Goal: Reproduce all records verbatim.

(Extracted data entries)
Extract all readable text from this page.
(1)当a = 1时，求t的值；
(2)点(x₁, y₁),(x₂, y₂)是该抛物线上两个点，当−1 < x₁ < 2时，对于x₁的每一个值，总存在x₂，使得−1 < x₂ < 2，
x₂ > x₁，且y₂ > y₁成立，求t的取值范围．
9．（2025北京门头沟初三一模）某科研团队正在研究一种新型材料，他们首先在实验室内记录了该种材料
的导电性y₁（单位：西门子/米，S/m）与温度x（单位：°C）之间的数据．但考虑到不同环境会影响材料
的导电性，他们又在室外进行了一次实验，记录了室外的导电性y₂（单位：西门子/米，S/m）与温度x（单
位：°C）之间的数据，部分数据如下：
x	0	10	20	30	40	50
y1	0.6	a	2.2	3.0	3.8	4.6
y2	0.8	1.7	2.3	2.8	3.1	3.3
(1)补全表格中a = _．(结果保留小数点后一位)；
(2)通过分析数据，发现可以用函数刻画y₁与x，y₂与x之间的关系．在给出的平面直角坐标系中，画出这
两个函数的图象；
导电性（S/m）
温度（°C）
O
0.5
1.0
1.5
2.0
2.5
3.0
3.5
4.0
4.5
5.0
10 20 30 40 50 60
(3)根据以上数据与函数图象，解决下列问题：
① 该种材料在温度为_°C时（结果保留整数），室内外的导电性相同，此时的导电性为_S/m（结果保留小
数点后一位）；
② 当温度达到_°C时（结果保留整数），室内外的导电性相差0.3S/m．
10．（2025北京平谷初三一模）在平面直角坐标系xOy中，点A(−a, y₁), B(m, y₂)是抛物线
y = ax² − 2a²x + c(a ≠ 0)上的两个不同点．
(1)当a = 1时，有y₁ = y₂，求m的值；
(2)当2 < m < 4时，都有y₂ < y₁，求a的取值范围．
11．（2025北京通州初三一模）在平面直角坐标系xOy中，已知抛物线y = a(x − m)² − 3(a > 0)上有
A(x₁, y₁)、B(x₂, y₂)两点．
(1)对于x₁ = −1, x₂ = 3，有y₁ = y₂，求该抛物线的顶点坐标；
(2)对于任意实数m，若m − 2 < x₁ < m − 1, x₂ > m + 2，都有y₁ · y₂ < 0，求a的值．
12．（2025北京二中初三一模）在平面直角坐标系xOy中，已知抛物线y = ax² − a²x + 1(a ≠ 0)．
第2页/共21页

Answer for this exercise:
Extract all readable text from this page.
(1)当a = 1时，求t的值；
(2)点(x₁, y₁),(x₂, y₂)是该抛物线上两个点，当−1 < x₁ < 2时，对于x₁的每一个值，总存在x₂，使得−1 < x₂ < 2，
x₂ > x₁，且y₂ > y₁成立，求t的取值范围．
9．（2025北京门头沟初三一模）某科研团队正在研究一种新型材料，他们首先在实验室内记录了该种材料
的导电性y₁（单位：西门子/米，S/m）与温度x（单位：°C）之间的数据．但考虑到不同环境会影响材料
的导电性，他们又在室外进行了一次实验，记录了室外的导电性y₂（单位：西门子/米，S/m）与温度x（单
位：°C）之间的数据，部分数据如下：
x	0	10	20	30	40	50
y1	0.6	a	2.2	3.0	3.8	4.6
y2	0.8	1.7	2.3	2.8	3.1	3.3
(1)补全表格中a = _．(结果保留小数点后一位)；
(2)通过分析数据，发现可以用函数刻画y₁与x，y₂与x之间的关系．在给出的平面直角坐标系中，画出这
两个函数的图象；
导电性（S/m）
温度（°C）
O
0.5
1.0
1.5
2.0
2.5
3.0
3.5
4.0
4.5
5.0
10 20 30 40 50 60
(3)根据以上数据与函数图象，解决下列问题：
① 该种材料在温度为_°C时（结果保留整数），室内外的导电性相同，此时的导电性为_S/m（结果保留小
数点后一位）；
② 当温度达到_°C时（结果保留整数），室内外的导电性相差0.3S/m．
10．（2025北京平谷初三一模）在平面直角坐标系xOy中，点A(−a, y₁), B(m, y₂)是抛物线
y = ax² − 2a²x + c(a ≠ 0)上的两个不同点．
(1)当a = 1时，有y₁ = y₂，求m的值；
(2)当2 < m < 4时，都有y₂ < y₁，求a的取值范围．
11．（2025北京通州初三一模）在平面直角坐标系xOy中，已知抛物线y = a(x − m)² − 3(a > 0)上有
A(x₁, y₁)、B(x₂, y₂)两点．
(1)对于x₁ = −1, x₂ = 3，有y₁ = y₂，求该抛物线的顶点坐标；
(2)对于任意实数m，若m − 2 < x₁ < m − 1, x₂ > m + 2，都有y₁ · y₂ < 0，求a的值．
12．（2025北京二中初三一模）在平面直角坐标系xOy中，已知抛物线y = ax² − a²x + 1(a ≠ 0)．
第2页/共21页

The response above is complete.